Collection entries
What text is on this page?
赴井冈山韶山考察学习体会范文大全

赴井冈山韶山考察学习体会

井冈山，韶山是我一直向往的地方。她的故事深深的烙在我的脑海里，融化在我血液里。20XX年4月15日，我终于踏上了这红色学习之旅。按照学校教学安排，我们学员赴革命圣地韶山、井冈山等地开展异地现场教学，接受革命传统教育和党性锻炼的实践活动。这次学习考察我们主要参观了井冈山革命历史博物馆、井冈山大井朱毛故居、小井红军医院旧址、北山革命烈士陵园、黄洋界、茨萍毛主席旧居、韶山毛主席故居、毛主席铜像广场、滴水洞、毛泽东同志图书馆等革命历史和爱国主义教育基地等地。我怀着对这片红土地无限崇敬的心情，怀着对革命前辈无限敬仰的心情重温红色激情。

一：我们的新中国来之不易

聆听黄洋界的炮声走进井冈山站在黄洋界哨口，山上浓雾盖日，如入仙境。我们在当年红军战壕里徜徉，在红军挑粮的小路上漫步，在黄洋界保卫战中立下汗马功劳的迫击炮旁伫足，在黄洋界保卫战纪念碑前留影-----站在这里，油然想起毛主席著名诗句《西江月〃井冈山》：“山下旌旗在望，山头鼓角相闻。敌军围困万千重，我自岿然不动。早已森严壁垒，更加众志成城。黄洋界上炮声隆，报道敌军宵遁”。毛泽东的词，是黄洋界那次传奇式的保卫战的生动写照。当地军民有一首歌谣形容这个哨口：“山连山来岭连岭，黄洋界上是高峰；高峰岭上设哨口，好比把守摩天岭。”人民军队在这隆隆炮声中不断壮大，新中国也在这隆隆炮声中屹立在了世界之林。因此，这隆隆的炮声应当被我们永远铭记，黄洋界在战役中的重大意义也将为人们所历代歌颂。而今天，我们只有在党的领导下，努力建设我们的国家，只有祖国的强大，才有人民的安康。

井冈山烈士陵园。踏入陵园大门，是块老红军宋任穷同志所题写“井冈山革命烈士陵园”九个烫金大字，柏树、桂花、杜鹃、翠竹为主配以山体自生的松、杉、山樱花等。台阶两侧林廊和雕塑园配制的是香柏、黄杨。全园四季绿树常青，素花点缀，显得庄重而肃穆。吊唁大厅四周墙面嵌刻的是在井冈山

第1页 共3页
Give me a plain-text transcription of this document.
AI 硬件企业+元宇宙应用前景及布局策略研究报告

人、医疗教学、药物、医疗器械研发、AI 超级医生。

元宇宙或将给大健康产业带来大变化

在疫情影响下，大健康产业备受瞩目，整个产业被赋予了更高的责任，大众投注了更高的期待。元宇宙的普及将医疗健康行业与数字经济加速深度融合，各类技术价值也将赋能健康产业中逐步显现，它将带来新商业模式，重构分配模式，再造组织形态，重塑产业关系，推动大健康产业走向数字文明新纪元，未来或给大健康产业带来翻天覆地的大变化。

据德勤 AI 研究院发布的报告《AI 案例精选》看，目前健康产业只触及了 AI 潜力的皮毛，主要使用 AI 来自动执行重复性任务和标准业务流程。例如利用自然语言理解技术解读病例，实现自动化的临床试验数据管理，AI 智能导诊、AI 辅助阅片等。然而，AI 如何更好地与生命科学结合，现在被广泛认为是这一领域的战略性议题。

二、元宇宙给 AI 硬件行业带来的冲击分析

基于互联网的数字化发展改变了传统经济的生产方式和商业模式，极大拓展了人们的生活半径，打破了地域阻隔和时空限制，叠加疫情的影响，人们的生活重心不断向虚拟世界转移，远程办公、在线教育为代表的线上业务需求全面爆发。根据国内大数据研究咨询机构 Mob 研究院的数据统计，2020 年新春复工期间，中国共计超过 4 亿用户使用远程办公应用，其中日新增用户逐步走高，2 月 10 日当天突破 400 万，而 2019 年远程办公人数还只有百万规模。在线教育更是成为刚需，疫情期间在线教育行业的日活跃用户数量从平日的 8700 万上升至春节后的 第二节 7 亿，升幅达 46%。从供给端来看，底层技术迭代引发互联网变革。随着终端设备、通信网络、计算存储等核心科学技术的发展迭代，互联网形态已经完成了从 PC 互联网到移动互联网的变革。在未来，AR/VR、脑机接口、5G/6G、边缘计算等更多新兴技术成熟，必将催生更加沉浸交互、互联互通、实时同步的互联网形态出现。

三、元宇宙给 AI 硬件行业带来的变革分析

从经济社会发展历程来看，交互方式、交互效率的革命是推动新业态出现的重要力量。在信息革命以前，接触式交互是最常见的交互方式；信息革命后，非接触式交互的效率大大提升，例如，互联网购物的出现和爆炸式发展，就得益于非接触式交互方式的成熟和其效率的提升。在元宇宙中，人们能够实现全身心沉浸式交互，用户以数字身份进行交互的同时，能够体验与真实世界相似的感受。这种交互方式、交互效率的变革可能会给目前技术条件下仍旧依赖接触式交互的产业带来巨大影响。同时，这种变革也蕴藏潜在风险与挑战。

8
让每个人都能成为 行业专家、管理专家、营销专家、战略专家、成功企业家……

_EXERCISE_
From the entries above, copy each line holding "text".

_RESULT OF THE TASK_
What text is on this page?
Give me a plain-text transcription of this document.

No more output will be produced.